##### SUPPLIED MATERIAL #####

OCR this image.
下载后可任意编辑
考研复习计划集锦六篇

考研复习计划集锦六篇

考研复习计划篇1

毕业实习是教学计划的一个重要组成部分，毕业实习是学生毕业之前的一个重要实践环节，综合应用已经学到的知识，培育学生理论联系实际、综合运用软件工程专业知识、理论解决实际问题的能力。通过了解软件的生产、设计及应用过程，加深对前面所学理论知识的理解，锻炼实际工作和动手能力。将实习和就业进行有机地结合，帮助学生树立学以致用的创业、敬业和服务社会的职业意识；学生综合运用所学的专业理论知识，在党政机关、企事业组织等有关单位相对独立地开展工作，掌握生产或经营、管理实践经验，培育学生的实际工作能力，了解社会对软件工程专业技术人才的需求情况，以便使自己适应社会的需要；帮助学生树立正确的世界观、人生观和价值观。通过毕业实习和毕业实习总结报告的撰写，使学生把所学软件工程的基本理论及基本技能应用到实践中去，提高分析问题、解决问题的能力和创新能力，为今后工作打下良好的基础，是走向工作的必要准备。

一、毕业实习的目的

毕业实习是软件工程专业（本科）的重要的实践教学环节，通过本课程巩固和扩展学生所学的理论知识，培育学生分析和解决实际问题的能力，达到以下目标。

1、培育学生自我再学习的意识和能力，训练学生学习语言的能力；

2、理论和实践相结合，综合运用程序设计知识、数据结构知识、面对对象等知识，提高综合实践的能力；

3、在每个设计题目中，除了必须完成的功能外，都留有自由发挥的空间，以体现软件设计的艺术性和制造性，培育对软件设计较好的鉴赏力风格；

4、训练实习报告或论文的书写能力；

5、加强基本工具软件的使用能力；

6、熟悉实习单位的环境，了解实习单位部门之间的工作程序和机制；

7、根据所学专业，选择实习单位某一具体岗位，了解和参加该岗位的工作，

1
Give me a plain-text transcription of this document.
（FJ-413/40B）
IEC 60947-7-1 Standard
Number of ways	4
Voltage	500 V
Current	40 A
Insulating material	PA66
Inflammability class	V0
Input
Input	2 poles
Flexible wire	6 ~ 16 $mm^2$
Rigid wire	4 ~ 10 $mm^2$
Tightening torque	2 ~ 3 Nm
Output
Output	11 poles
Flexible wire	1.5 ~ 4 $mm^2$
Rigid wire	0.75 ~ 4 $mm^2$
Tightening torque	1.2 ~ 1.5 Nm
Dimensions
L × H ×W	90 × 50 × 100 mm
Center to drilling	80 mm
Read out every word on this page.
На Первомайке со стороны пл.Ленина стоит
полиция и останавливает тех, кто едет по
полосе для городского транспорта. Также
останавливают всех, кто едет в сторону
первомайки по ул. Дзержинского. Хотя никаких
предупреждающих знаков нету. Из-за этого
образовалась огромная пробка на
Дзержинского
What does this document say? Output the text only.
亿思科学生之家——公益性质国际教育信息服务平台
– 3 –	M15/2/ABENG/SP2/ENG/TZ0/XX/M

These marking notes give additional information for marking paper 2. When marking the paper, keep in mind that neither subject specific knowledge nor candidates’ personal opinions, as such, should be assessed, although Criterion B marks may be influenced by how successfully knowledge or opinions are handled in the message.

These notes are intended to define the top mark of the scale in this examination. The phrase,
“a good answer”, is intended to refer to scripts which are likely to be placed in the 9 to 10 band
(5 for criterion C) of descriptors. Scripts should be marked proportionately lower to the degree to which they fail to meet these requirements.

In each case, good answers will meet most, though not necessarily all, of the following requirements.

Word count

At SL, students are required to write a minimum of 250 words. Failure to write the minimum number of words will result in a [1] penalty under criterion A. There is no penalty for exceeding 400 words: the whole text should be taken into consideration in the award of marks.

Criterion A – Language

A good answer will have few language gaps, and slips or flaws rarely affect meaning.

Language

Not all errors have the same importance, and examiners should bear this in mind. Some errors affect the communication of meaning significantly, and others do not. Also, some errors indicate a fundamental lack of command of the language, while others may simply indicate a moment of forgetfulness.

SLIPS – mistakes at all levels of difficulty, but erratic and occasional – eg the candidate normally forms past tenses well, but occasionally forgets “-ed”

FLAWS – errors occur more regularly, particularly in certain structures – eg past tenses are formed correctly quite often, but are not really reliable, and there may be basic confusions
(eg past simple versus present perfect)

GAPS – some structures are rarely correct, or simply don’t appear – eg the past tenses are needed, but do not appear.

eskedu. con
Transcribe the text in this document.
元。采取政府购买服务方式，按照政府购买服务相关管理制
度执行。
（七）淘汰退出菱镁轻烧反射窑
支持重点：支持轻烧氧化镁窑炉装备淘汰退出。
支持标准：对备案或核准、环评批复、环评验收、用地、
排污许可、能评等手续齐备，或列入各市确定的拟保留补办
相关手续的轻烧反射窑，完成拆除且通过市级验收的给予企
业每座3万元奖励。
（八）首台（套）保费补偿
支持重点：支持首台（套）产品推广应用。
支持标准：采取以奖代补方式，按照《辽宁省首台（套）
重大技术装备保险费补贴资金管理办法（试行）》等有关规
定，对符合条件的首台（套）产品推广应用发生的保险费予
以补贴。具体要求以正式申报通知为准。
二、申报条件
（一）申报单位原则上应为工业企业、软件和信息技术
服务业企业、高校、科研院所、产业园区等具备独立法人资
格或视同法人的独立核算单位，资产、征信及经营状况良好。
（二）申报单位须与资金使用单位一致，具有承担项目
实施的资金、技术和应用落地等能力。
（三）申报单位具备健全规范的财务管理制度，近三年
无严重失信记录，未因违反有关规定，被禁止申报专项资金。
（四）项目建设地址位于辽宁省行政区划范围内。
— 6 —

#####

__WHAT YOU SHOULD DO__:
Return the entries above exactly, each one complete.

__SOLUTION TO THE EXERCISE__:
OCR this image.
下载后可任意编辑
考研复习计划集锦六篇

考研复习计划集锦六篇

考研复习计划篇1

毕业实习是教学计划的一个重要组成部分，毕业实习是学生毕业之前的一个重要实践环节，综合应用已经学到的知识，培育学生理论联系实际、综合运用软件工程专业知识、理论解决实际问题的能力。通过了解软件的生产、设计及应用过程，加深对前面所学理论知识的理解，锻炼实际工作和动手能力。将实习和就业进行有机地结合，帮助学生树立学以致用的创业、敬业和服务社会的职业意识；学生综合运用所学的专业理论知识，在党政机关、企事业组织等有关单位相对独立地开展工作，掌握生产或经营、管理实践经验，培育学生的实际工作能力，了解社会对软件工程专业技术人才的需求情况，以便使自己适应社会的需要；帮助学生树立正确的世界观、人生观和价值观。通过毕业实习和毕业实习总结报告的撰写，使学生把所学软件工程的基本理论及基本技能应用到实践中去，提高分析问题、解决问题的能力和创新能力，为今后工作打下良好的基础，是走向工作的必要准备。

一、毕业实习的目的

毕业实习是软件工程专业（本科）的重要的实践教学环节，通过本课程巩固和扩展学生所学的理论知识，培育学生分析和解决实际问题的能力，达到以下目标。

1、培育学生自我再学习的意识和能力，训练学生学习语言的能力；

2、理论和实践相结合，综合运用程序设计知识、数据结构知识、面对对象等知识，提高综合实践的能力；

3、在每个设计题目中，除了必须完成的功能外，都留有自由发挥的空间，以体现软件设计的艺术性和制造性，培育对软件设计较好的鉴赏力风格；

4、训练实习报告或论文的书写能力；

5、加强基本工具软件的使用能力；

6、熟悉实习单位的环境，了解实习单位部门之间的工作程序和机制；

7、根据所学专业，选择实习单位某一具体岗位，了解和参加该岗位的工作，

1
Give me a plain-text transcription of this document.
（FJ-413/40B）
IEC 60947-7-1 Standard
Number of ways	4
Voltage	500 V
Current	40 A
Insulating material	PA66
Inflammability class	V0
Input
Input	2 poles
Flexible wire	6 ~ 16 $mm^2$
Rigid wire	4 ~ 10 $mm^2$
Tightening torque	2 ~ 3 Nm
Output
Output	11 poles
Flexible wire	1.5 ~ 4 $mm^2$
Rigid wire	0.75 ~ 4 $mm^2$
Tightening torque	1.2 ~ 1.5 Nm
Dimensions
L × H ×W	90 × 50 × 100 mm
Center to drilling	80 mm
Read out every word on this page.
На Первомайке со стороны пл.Ленина стоит
полиция и останавливает тех, кто едет по
полосе для городского транспорта. Также
останавливают всех, кто едет в сторону
первомайки по ул. Дзержинского. Хотя никаких
предупреждающих знаков нету. Из-за этого
образовалась огромная пробка на
Дзержинского
What does this document say? Output the text only.
亿思科学生之家——公益性质国际教育信息服务平台
– 3 –	M15/2/ABENG/SP2/ENG/TZ0/XX/M

These marking notes give additional information for marking paper 2. When marking the paper, keep in mind that neither subject specific knowledge nor candidates’ personal opinions, as such, should be assessed, although Criterion B marks may be influenced by how successfully knowledge or opinions are handled in the message.

These notes are intended to define the top mark of the scale in this examination. The phrase,
“a good answer”, is intended to refer to scripts which are likely to be placed in the 9 to 10 band
(5 for criterion C) of descriptors. Scripts should be marked proportionately lower to the degree to which they fail to meet these requirements.

In each case, good answers will meet most, though not necessarily all, of the following requirements.

Word count

At SL, students are required to write a minimum of 250 words. Failure to write the minimum number of words will result in a [1] penalty under criterion A. There is no penalty for exceeding 400 words: the whole text should be taken into consideration in the award of marks.

Criterion A – Language

A good answer will have few language gaps, and slips or flaws rarely affect meaning.

Language

Not all errors have the same importance, and examiners should bear this in mind. Some errors affect the communication of meaning significantly, and others do not. Also, some errors indicate a fundamental lack of command of the language, while others may simply indicate a moment of forgetfulness.

SLIPS – mistakes at all levels of difficulty, but erratic and occasional – eg the candidate normally forms past tenses well, but occasionally forgets “-ed”

FLAWS – errors occur more regularly, particularly in certain structures – eg past tenses are formed correctly quite often, but are not really reliable, and there may be basic confusions
(eg past simple versus present perfect)

GAPS – some structures are rarely correct, or simply don’t appear – eg the past tenses are needed, but do not appear.

eskedu. con
Transcribe the text in this document.
元。采取政府购买服务方式，按照政府购买服务相关管理制
度执行。
（七）淘汰退出菱镁轻烧反射窑
支持重点：支持轻烧氧化镁窑炉装备淘汰退出。
支持标准：对备案或核准、环评批复、环评验收、用地、
排污许可、能评等手续齐备，或列入各市确定的拟保留补办
相关手续的轻烧反射窑，完成拆除且通过市级验收的给予企
业每座3万元奖励。
（八）首台（套）保费补偿
支持重点：支持首台（套）产品推广应用。
支持标准：采取以奖代补方式，按照《辽宁省首台（套）
重大技术装备保险费补贴资金管理办法（试行）》等有关规
定，对符合条件的首台（套）产品推广应用发生的保险费予
以补贴。具体要求以正式申报通知为准。
二、申报条件
（一）申报单位原则上应为工业企业、软件和信息技术
服务业企业、高校、科研院所、产业园区等具备独立法人资
格或视同法人的独立核算单位，资产、征信及经营状况良好。
（二）申报单位须与资金使用单位一致，具有承担项目
实施的资金、技术和应用落地等能力。
（三）申报单位具备健全规范的财务管理制度，近三年
无严重失信记录，未因违反有关规定，被禁止申报专项资金。
（四）项目建设地址位于辽宁省行政区划范围内。
— 6 —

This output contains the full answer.